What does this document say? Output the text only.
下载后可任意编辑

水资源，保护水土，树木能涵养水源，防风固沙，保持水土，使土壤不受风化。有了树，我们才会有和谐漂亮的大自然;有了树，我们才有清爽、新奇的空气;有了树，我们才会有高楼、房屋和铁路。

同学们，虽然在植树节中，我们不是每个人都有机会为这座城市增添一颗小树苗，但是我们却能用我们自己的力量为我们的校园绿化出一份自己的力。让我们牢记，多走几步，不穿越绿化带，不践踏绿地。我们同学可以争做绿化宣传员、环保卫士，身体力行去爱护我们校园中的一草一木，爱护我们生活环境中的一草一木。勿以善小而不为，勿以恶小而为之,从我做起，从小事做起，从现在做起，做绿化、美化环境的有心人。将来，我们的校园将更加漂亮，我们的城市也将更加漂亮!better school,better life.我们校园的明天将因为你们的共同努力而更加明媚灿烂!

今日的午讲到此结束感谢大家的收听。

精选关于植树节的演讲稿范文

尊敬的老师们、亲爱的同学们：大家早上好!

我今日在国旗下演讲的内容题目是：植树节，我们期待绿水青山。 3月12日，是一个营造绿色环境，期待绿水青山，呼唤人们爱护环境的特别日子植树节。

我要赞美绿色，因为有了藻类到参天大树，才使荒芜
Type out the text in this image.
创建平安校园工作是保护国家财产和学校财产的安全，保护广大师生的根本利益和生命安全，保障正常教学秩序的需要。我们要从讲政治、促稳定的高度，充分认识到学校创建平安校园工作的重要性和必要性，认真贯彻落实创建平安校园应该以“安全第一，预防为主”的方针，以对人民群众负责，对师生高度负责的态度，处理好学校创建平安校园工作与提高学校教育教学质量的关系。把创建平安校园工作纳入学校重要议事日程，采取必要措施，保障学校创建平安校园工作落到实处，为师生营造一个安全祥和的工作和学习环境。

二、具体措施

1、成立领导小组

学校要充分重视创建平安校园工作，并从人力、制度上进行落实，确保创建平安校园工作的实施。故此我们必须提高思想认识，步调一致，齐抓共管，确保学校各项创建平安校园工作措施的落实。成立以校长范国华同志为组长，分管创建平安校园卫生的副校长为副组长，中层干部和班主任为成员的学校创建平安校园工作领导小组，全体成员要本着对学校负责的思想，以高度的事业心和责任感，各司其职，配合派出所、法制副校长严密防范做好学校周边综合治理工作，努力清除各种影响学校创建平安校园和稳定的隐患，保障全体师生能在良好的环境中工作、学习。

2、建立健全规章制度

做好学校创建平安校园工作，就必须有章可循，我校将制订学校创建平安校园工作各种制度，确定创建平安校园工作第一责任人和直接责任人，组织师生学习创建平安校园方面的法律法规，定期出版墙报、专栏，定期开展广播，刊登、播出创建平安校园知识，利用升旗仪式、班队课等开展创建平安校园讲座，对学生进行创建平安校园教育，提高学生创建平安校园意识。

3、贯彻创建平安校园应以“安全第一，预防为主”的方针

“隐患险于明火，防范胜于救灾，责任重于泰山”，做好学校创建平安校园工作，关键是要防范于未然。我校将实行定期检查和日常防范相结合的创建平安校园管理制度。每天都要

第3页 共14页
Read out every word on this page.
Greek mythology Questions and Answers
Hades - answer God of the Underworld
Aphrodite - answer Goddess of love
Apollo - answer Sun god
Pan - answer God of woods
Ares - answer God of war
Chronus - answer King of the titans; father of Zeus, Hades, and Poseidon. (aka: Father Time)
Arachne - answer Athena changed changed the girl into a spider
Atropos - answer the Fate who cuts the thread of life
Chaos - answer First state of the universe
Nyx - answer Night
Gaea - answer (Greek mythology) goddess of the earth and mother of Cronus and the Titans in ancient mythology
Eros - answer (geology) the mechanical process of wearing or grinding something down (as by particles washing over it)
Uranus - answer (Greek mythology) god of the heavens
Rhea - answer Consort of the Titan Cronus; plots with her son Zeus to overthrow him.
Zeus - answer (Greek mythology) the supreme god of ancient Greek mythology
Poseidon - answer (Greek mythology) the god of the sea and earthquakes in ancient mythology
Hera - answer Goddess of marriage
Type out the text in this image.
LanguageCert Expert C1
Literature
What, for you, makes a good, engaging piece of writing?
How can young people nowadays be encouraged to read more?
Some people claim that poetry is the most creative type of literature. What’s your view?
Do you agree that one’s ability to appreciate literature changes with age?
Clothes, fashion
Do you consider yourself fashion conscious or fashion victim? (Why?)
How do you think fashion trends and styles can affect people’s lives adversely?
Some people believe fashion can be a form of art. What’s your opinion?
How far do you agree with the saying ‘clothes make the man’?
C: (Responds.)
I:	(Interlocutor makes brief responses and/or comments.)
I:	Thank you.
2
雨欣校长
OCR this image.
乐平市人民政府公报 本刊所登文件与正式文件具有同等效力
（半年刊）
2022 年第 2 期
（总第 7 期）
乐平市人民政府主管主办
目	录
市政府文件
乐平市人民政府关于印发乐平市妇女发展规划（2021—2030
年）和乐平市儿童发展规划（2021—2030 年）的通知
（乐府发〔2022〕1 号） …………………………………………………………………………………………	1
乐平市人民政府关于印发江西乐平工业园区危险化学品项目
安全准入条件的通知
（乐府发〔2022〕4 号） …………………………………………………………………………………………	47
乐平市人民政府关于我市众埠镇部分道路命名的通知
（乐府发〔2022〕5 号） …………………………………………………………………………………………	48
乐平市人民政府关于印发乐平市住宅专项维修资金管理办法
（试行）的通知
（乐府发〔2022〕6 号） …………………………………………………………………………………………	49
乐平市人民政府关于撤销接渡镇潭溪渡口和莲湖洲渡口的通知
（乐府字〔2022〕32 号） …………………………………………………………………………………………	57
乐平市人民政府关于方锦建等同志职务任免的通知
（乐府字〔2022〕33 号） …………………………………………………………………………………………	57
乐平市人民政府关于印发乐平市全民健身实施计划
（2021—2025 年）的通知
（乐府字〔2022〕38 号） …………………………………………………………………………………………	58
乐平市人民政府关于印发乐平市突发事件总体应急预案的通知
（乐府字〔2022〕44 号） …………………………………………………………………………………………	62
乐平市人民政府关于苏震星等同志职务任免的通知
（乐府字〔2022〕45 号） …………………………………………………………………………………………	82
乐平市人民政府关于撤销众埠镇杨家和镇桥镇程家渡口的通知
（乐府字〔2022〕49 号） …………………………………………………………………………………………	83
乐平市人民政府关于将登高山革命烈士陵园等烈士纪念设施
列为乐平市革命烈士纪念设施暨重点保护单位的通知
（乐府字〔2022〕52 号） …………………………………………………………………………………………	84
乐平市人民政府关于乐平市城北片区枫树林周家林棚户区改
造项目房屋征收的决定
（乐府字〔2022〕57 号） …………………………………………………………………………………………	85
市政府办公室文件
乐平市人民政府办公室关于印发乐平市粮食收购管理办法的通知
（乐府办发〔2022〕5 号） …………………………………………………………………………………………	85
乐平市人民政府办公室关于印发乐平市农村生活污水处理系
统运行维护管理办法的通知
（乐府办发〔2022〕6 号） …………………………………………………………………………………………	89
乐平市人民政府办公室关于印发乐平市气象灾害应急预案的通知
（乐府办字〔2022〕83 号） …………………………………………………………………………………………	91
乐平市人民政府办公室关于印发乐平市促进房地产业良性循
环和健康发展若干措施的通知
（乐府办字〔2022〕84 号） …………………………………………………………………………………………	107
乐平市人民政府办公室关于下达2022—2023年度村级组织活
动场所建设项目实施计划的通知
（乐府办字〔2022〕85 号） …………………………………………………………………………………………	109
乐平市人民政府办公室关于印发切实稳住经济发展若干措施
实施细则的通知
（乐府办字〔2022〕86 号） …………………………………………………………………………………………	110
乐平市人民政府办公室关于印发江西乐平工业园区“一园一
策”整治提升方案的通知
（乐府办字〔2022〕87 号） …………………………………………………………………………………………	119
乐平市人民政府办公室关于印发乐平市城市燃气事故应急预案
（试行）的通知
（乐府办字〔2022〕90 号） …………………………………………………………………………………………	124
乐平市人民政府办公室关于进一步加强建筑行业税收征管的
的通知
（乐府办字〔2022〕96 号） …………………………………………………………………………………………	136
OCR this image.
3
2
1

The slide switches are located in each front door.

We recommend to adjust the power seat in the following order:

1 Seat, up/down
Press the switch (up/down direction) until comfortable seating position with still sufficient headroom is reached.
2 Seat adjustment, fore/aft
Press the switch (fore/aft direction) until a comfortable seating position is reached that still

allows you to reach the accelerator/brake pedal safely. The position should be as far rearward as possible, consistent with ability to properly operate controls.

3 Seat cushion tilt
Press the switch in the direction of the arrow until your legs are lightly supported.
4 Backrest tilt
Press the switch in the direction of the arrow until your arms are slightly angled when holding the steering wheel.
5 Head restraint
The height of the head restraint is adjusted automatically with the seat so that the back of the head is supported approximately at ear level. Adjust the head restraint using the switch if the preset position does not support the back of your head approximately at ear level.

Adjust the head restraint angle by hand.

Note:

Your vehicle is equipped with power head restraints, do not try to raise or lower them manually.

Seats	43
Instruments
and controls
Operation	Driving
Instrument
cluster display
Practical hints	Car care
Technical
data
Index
---
WHAT THE EXERCISE ASKS =
Count every line in the listing above that holds "people", then report only the count.

SOLUTION TO THIS TASK =
4